Problem description:
Output each entry exactly; skip nothing.
****************************************
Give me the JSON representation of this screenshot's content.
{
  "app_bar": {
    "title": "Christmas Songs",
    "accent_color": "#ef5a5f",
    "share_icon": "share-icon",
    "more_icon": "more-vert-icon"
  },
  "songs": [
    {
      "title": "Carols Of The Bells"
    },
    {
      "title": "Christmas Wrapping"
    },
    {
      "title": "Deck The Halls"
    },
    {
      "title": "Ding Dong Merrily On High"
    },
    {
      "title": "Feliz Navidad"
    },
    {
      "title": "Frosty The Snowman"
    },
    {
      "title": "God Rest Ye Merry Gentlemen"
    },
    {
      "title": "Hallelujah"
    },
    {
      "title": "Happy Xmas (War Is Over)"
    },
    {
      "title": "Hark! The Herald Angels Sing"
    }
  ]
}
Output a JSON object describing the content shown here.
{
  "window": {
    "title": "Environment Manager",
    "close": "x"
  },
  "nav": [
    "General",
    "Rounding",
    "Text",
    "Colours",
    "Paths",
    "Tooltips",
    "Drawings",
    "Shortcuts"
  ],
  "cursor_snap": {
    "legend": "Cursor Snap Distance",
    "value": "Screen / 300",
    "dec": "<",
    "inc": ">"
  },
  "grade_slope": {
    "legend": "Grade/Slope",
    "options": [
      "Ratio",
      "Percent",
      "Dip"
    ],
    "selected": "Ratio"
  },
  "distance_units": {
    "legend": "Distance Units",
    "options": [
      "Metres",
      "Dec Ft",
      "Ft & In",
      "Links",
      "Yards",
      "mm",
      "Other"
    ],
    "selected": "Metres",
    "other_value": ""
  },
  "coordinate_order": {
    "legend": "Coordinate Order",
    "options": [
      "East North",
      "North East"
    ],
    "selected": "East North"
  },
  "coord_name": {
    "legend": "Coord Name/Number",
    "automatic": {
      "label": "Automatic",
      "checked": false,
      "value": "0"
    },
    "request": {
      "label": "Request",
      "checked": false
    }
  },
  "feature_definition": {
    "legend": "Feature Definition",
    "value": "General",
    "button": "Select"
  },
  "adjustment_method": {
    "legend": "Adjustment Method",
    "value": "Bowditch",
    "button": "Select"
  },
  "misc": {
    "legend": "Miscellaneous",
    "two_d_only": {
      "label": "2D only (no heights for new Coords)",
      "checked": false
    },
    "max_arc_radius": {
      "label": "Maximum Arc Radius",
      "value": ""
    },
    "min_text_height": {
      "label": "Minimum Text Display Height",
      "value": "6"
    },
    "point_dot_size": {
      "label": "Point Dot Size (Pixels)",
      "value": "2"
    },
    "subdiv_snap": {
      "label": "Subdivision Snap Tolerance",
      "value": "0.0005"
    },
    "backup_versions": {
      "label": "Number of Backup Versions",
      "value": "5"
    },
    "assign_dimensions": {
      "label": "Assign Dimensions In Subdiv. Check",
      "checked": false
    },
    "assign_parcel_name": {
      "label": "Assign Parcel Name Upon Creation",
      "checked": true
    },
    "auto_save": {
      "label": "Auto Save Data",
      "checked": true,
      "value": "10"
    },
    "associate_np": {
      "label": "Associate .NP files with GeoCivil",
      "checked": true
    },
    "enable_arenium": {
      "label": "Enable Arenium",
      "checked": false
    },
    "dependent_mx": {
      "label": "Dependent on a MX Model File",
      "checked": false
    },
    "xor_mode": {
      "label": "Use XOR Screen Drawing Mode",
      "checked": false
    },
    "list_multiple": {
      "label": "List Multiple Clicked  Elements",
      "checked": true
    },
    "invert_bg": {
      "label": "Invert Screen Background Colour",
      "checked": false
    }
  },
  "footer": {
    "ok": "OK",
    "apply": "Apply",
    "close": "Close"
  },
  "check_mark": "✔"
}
****************************************
Expected answer:
Give me the JSON representation of this screenshot's content.
{
  "app_bar": {
    "title": "Christmas Songs",
    "accent_color": "#ef5a5f",
    "share_icon": "share-icon",
    "more_icon": "more-vert-icon"
  },
  "songs": [
    {
      "title": "Carols Of The Bells"
    },
    {
      "title": "Christmas Wrapping"
    },
    {
      "title": "Deck The Halls"
    },
    {
      "title": "Ding Dong Merrily On High"
    },
    {
      "title": "Feliz Navidad"
    },
    {
      "title": "Frosty The Snowman"
    },
    {
      "title": "God Rest Ye Merry Gentlemen"
    },
    {
      "title": "Hallelujah"
    },
    {
      "title": "Happy Xmas (War Is Over)"
    },
    {
      "title": "Hark! The Herald Angels Sing"
    }
  ]
}
Output a JSON object describing the content shown here.
{
  "window": {
    "title": "Environment Manager",
    "close": "x"
  },
  "nav": [
    "General",
    "Rounding",
    "Text",
    "Colours",
    "Paths",
    "Tooltips",
    "Drawings",
    "Shortcuts"
  ],
  "cursor_snap": {
    "legend": "Cursor Snap Distance",
    "value": "Screen / 300",
    "dec": "<",
    "inc": ">"
  },
  "grade_slope": {
    "legend": "Grade/Slope",
    "options": [
      "Ratio",
      "Percent",
      "Dip"
    ],
    "selected": "Ratio"
  },
  "distance_units": {
    "legend": "Distance Units",
    "options": [
      "Metres",
      "Dec Ft",
      "Ft & In",
      "Links",
      "Yards",
      "mm",
      "Other"
    ],
    "selected": "Metres",
    "other_value": ""
  },
  "coordinate_order": {
    "legend": "Coordinate Order",
    "options": [
      "East North",
      "North East"
    ],
    "selected": "East North"
  },
  "coord_name": {
    "legend": "Coord Name/Number",
    "automatic": {
      "label": "Automatic",
      "checked": false,
      "value": "0"
    },
    "request": {
      "label": "Request",
      "checked": false
    }
  },
  "feature_definition": {
    "legend": "Feature Definition",
    "value": "General",
    "button": "Select"
  },
  "adjustment_method": {
    "legend": "Adjustment Method",
    "value": "Bowditch",
    "button": "Select"
  },
  "misc": {
    "legend": "Miscellaneous",
    "two_d_only": {
      "label": "2D only (no heights for new Coords)",
      "checked": false
    },
    "max_arc_radius": {
      "label": "Maximum Arc Radius",
      "value": ""
    },
    "min_text_height": {
      "label": "Minimum Text Display Height",
      "value": "6"
    },
    "point_dot_size": {
      "label": "Point Dot Size (Pixels)",
      "value": "2"
    },
    "subdiv_snap": {
      "label": "Subdivision Snap Tolerance",
      "value": "0.0005"
    },
    "backup_versions": {
      "label": "Number of Backup Versions",
      "value": "5"
    },
    "assign_dimensions": {
      "label": "Assign Dimensions In Subdiv. Check",
      "checked": false
    },
    "assign_parcel_name": {
      "label": "Assign Parcel Name Upon Creation",
      "checked": true
    },
    "auto_save": {
      "label": "Auto Save Data",
      "checked": true,
      "value": "10"
    },
    "associate_np": {
      "label": "Associate .NP files with GeoCivil",
      "checked": true
    },
    "enable_arenium": {
      "label": "Enable Arenium",
      "checked": false
    },
    "dependent_mx": {
      "label": "Dependent on a MX Model File",
      "checked": false
    },
    "xor_mode": {
      "label": "Use XOR Screen Drawing Mode",
      "checked": false
    },
    "list_multiple": {
      "label": "List Multiple Clicked  Elements",
      "checked": true
    },
    "invert_bg": {
      "label": "Invert Screen Background Colour",
      "checked": false
    }
  },
  "footer": {
    "ok": "OK",
    "apply": "Apply",
    "close": "Close"
  },
  "check_mark": "✔"
}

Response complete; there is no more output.